_SET EXERCISE_
What follows is a listing to be transcribed exactly.

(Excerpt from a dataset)
/---
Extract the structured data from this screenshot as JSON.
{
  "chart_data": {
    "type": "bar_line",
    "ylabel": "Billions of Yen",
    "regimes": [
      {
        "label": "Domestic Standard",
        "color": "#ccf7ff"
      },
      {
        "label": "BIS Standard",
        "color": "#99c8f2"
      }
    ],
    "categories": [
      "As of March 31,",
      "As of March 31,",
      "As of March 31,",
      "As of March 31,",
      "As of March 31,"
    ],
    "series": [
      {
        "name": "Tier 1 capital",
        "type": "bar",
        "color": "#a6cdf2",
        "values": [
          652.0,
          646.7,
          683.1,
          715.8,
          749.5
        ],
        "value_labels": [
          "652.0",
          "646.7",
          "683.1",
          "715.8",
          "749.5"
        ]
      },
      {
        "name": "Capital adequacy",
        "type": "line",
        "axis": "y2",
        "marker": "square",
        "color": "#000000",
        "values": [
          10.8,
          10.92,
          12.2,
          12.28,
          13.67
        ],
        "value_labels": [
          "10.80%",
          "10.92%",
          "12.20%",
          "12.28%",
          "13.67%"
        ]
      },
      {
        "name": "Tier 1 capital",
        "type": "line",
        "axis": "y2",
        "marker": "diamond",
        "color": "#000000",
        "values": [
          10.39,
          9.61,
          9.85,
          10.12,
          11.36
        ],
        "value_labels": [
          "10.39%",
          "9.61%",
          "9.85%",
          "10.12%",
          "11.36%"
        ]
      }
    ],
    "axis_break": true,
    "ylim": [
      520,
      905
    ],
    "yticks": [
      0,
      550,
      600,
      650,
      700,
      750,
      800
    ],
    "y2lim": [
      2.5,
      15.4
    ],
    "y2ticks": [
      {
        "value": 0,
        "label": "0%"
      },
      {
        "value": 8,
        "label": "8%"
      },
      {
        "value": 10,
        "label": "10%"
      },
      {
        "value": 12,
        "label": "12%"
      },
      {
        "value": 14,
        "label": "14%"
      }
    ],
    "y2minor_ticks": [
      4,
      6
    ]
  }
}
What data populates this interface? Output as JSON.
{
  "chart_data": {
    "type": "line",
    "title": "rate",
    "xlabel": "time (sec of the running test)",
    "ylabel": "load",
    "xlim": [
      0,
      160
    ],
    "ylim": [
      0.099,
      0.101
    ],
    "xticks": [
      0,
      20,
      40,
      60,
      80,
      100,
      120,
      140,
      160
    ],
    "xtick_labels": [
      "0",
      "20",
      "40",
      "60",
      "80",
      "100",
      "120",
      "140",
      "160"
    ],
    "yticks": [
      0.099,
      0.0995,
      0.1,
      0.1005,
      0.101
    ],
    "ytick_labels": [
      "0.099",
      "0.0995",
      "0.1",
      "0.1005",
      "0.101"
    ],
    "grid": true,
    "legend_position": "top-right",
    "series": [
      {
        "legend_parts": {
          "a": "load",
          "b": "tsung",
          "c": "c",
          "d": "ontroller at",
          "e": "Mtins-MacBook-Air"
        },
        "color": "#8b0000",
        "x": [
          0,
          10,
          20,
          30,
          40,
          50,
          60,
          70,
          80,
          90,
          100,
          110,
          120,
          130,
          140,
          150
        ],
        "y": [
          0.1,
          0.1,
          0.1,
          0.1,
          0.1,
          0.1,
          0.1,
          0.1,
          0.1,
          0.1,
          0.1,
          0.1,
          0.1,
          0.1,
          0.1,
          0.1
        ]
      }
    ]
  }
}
\---
_SOLUTION FOR THIS TASK_
Extract the structured data from this screenshot as JSON.
{
  "chart_data": {
    "type": "bar_line",
    "ylabel": "Billions of Yen",
    "regimes": [
      {
        "label": "Domestic Standard",
        "color": "#ccf7ff"
      },
      {
        "label": "BIS Standard",
        "color": "#99c8f2"
      }
    ],
    "categories": [
      "As of March 31,",
      "As of March 31,",
      "As of March 31,",
      "As of March 31,",
      "As of March 31,"
    ],
    "series": [
      {
        "name": "Tier 1 capital",
        "type": "bar",
        "color": "#a6cdf2",
        "values": [
          652.0,
          646.7,
          683.1,
          715.8,
          749.5
        ],
        "value_labels": [
          "652.0",
          "646.7",
          "683.1",
          "715.8",
          "749.5"
        ]
      },
      {
        "name": "Capital adequacy",
        "type": "line",
        "axis": "y2",
        "marker": "square",
        "color": "#000000",
        "values": [
          10.8,
          10.92,
          12.2,
          12.28,
          13.67
        ],
        "value_labels": [
          "10.80%",
          "10.92%",
          "12.20%",
          "12.28%",
          "13.67%"
        ]
      },
      {
        "name": "Tier 1 capital",
        "type": "line",
        "axis": "y2",
        "marker": "diamond",
        "color": "#000000",
        "values": [
          10.39,
          9.61,
          9.85,
          10.12,
          11.36
        ],
        "value_labels": [
          "10.39%",
          "9.61%",
          "9.85%",
          "10.12%",
          "11.36%"
        ]
      }
    ],
    "axis_break": true,
    "ylim": [
      520,
      905
    ],
    "yticks": [
      0,
      550,
      600,
      650,
      700,
      750,
      800
    ],
    "y2lim": [
      2.5,
      15.4
    ],
    "y2ticks": [
      {
        "value": 0,
        "label": "0%"
      },
      {
        "value": 8,
        "label": "8%"
      },
      {
        "value": 10,
        "label": "10%"
      },
      {
        "value": 12,
        "label": "12%"
      },
      {
        "value": 14,
        "label": "14%"
      }
    ],
    "y2minor_ticks": [
      4,
      6
    ]
  }
}
What data populates this interface? Output as JSON.
{
  "chart_data": {
    "type": "line",
    "title": "rate",
    "xlabel": "time (sec of the running test)",
    "ylabel": "load",
    "xlim": [
      0,
      160
    ],
    "ylim": [
      0.099,
      0.101
    ],
    "xticks": [
      0,
      20,
      40,
      60,
      80,
      100,
      120,
      140,
      160
    ],
    "xtick_labels": [
      "0",
      "20",
      "40",
      "60",
      "80",
      "100",
      "120",
      "140",
      "160"
    ],
    "yticks": [
      0.099,
      0.0995,
      0.1,
      0.1005,
      0.101
    ],
    "ytick_labels": [
      "0.099",
      "0.0995",
      "0.1",
      "0.1005",
      "0.101"
    ],
    "grid": true,
    "legend_position": "top-right",
    "series": [
      {
        "legend_parts": {
          "a": "load",
          "b": "tsung",
          "c": "c",
          "d": "ontroller at",
          "e": "Mtins-MacBook-Air"
        },
        "color": "#8b0000",
        "x": [
          0,
          10,
          20,
          30,
          40,
          50,
          60,
          70,
          80,
          90,
          100,
          110,
          120,
          130,
          140,
          150
        ],
        "y": [
          0.1,
          0.1,
          0.1,
          0.1,
          0.1,
          0.1,
          0.1,
          0.1,
          0.1,
          0.1,
          0.1,
          0.1,
          0.1,
          0.1,
          0.1,
          0.1
        ]
      }
    ]
  }
}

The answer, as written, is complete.